§ WORK INSTRUCTIONS:
Keep only the lines where "JSON" appears.
** START THE INPUT **
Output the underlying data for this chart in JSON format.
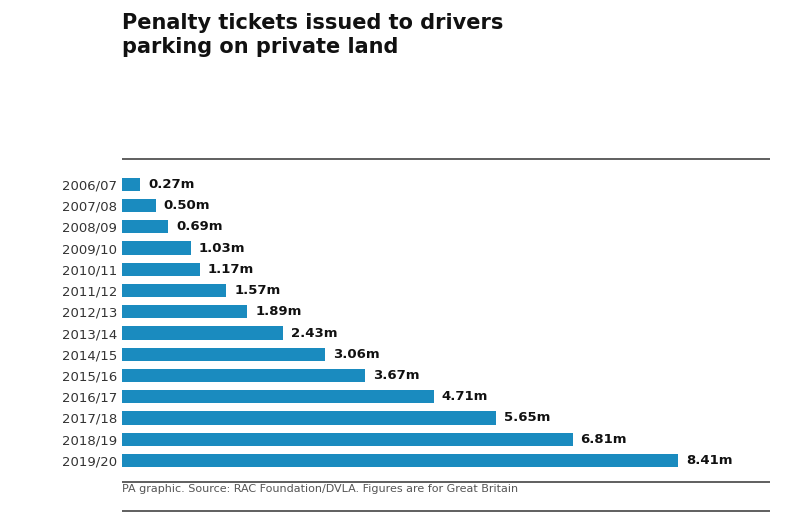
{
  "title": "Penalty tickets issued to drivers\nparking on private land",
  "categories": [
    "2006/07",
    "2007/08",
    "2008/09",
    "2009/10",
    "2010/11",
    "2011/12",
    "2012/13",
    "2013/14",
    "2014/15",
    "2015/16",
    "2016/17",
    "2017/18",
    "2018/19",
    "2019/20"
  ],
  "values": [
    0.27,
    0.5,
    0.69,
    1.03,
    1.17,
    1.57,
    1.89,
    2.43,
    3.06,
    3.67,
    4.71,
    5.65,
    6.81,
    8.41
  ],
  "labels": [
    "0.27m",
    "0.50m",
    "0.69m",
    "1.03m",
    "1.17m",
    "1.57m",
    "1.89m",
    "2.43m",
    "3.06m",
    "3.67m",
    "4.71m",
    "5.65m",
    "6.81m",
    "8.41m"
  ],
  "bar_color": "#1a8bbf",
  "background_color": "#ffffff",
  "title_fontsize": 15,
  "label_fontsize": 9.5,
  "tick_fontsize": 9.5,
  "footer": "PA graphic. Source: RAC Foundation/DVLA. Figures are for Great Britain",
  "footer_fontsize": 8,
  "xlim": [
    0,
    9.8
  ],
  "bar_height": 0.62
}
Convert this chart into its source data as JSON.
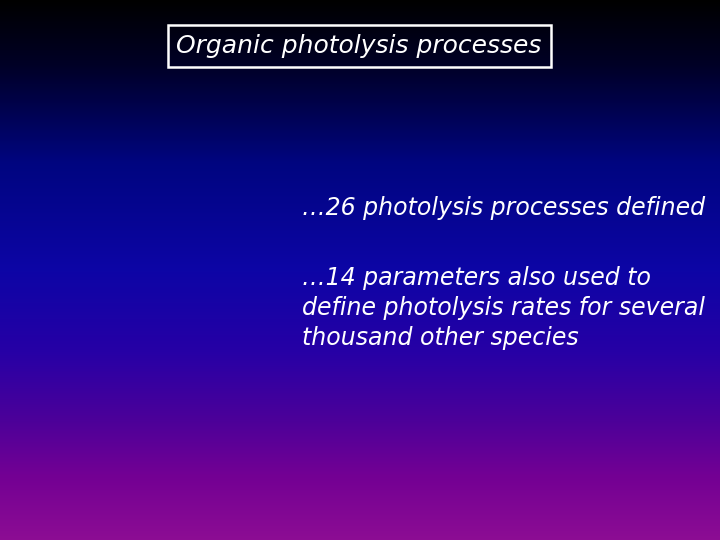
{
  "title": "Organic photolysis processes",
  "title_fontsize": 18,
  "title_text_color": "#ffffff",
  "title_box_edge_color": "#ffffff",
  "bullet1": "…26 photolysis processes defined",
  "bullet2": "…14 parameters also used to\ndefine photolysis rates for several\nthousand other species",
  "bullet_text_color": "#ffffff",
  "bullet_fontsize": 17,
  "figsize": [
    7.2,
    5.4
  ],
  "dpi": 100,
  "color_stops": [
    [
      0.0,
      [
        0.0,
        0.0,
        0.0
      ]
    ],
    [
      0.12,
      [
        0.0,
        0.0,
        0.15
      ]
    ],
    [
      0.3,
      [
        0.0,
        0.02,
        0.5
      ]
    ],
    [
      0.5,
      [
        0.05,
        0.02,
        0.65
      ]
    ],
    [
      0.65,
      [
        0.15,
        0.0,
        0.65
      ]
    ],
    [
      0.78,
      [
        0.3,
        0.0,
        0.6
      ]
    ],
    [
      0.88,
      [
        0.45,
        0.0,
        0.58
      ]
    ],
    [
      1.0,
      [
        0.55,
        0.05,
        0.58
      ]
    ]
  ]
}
** END THE INPUT **
§ TASK OUTPUT:
Output the underlying data for this chart in JSON format.
Convert this chart into its source data as JSON.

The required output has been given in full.